[start of DATA LINES]
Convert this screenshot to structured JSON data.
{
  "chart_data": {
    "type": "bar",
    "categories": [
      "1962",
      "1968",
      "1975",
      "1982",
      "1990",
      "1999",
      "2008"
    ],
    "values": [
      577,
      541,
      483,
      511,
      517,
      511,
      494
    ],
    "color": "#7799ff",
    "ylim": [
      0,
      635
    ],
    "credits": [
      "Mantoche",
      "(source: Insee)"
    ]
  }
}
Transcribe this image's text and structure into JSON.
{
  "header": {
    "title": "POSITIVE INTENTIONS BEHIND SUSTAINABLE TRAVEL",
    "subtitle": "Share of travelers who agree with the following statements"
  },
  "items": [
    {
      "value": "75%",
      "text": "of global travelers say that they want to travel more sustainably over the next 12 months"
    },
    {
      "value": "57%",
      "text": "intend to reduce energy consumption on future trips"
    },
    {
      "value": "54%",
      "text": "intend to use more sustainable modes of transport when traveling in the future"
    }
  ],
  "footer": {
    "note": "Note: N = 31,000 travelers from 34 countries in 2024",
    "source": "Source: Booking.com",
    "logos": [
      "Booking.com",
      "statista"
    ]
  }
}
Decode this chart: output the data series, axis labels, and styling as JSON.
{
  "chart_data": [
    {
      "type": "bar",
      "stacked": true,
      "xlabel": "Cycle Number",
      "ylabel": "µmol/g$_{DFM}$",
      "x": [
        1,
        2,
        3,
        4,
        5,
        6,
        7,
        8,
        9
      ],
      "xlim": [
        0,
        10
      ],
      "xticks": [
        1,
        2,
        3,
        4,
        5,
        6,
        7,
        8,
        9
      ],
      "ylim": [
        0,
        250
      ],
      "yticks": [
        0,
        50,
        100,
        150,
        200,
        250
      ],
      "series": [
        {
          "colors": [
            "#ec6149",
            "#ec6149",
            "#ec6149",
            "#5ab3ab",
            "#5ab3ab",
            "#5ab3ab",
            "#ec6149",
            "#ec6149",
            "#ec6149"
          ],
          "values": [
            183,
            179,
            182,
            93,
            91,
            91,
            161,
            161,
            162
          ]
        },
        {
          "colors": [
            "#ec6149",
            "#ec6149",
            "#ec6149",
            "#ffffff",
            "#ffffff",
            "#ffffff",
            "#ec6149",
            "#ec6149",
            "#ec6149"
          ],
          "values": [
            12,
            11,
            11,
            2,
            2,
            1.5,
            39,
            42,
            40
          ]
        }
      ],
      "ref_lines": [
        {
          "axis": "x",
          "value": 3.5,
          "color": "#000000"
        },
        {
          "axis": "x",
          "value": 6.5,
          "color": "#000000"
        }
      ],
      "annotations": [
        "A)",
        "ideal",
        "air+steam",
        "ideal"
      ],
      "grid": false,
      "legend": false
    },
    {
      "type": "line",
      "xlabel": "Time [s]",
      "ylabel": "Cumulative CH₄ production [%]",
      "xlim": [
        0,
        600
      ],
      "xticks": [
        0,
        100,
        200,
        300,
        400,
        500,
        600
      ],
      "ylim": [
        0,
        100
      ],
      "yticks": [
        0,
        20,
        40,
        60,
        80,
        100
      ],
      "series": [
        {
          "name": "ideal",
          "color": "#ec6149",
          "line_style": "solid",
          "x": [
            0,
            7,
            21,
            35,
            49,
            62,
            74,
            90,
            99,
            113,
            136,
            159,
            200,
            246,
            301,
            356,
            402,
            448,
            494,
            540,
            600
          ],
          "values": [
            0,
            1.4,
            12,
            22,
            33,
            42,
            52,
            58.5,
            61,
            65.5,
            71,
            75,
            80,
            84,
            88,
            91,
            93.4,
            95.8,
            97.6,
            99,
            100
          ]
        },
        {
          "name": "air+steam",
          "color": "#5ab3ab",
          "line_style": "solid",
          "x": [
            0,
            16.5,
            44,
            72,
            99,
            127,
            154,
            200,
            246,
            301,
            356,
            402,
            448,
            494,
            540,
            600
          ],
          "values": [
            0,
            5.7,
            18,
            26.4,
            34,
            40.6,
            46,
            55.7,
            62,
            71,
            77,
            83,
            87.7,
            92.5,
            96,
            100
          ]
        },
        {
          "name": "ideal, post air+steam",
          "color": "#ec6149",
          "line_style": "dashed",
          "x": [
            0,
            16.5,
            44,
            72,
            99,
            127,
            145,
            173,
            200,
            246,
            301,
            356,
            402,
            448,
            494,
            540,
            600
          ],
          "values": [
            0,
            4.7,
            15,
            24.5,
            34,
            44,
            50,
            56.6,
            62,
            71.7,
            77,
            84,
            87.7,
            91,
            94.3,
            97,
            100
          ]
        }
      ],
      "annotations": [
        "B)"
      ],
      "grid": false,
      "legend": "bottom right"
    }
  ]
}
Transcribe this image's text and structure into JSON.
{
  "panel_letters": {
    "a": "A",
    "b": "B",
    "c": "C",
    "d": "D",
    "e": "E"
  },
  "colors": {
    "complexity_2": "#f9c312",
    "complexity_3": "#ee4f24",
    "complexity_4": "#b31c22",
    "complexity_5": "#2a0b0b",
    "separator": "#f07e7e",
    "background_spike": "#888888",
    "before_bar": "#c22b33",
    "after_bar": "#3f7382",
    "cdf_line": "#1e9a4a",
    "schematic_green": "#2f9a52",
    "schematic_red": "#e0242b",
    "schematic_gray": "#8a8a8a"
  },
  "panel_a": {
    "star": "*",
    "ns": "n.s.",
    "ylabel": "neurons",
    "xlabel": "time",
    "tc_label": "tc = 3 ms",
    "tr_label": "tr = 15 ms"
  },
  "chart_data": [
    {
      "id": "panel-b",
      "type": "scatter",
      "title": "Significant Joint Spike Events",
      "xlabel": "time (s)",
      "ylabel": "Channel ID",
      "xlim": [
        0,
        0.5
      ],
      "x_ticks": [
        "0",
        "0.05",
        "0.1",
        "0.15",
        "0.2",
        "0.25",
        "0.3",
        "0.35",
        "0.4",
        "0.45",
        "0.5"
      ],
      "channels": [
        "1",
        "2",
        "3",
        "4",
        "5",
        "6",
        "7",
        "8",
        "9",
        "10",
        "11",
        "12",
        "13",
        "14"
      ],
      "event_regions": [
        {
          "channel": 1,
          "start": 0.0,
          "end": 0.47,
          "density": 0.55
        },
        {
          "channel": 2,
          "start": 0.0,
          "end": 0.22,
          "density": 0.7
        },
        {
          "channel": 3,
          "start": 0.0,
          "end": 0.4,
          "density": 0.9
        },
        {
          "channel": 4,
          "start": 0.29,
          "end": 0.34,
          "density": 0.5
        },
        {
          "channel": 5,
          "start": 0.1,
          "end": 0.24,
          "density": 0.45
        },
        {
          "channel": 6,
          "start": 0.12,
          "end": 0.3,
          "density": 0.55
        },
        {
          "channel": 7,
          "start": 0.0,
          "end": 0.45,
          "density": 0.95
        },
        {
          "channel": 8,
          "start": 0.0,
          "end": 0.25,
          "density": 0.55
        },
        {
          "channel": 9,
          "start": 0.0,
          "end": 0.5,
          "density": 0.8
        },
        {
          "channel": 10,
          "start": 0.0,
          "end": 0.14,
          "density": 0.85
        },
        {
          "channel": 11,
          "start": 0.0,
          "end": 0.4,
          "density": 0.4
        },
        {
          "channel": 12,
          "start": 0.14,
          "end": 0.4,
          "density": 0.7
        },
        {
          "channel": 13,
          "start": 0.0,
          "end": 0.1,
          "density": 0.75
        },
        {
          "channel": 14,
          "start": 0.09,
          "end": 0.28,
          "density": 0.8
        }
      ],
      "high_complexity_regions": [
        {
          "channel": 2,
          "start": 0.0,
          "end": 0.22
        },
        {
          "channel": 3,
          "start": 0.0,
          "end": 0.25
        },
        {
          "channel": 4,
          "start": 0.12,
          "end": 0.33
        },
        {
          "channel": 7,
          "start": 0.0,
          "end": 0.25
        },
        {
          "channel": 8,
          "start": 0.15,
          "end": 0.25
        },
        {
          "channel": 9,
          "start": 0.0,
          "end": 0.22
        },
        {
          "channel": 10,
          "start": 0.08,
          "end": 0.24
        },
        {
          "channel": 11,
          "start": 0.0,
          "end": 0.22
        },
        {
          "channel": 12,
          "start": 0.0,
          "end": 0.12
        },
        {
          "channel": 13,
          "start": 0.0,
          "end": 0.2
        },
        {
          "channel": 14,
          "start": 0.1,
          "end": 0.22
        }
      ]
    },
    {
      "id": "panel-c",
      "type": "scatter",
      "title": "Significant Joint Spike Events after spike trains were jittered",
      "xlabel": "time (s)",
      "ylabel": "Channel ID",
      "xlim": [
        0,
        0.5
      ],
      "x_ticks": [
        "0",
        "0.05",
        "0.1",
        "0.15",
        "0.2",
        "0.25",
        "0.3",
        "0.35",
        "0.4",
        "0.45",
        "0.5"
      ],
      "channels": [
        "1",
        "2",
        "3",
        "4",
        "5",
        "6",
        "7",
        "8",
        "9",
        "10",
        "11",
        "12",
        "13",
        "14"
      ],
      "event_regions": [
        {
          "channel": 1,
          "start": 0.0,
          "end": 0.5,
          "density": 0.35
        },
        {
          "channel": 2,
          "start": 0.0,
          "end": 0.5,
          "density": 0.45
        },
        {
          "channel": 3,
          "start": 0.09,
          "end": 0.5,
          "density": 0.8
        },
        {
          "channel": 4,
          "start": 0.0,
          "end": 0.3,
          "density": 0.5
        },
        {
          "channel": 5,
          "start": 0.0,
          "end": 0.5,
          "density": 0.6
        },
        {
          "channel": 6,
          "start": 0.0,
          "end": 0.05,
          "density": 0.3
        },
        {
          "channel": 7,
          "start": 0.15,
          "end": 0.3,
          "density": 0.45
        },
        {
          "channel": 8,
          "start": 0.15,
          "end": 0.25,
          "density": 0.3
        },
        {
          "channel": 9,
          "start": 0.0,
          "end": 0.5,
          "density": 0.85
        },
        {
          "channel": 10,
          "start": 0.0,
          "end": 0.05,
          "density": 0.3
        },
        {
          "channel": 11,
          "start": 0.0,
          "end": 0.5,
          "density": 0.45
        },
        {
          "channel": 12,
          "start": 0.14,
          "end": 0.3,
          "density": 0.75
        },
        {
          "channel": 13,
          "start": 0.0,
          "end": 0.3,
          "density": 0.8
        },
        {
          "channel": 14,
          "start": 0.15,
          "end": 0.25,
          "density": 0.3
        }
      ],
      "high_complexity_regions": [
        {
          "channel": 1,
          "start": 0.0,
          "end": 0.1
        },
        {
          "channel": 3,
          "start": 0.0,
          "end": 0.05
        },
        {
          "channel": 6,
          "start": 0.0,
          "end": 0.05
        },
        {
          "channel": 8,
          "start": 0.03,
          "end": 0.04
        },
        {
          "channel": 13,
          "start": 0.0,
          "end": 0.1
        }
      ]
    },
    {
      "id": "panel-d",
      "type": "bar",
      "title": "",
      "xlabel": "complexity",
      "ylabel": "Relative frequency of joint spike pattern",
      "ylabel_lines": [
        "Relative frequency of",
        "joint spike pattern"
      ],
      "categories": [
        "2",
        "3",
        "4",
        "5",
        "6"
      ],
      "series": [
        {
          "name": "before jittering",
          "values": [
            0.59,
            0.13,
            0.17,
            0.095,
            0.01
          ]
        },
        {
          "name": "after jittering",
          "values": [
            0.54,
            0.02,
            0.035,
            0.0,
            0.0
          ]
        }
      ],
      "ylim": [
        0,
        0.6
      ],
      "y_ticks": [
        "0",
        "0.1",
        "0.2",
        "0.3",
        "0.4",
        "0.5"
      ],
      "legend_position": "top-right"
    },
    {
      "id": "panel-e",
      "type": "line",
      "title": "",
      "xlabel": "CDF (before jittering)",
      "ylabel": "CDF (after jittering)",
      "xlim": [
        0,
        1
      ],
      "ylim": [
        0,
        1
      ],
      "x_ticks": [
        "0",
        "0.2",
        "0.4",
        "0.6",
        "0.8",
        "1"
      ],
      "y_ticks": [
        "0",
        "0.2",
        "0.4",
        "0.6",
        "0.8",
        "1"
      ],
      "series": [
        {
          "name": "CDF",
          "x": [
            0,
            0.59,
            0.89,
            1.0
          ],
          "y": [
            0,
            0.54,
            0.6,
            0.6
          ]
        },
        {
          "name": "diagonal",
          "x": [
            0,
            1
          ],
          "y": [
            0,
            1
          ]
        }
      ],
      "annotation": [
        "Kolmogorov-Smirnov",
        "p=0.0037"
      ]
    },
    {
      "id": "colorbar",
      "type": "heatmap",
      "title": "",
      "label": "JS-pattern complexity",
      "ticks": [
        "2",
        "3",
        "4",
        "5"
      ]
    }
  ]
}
[end of DATA LINES]
■ EXERCISE DETAILS ■
Take every line from the records above that has the word "right" and copy it.

■ WRITTEN SOLUTION ■
      "legend": "bottom right"
      "legend_position": "top-right"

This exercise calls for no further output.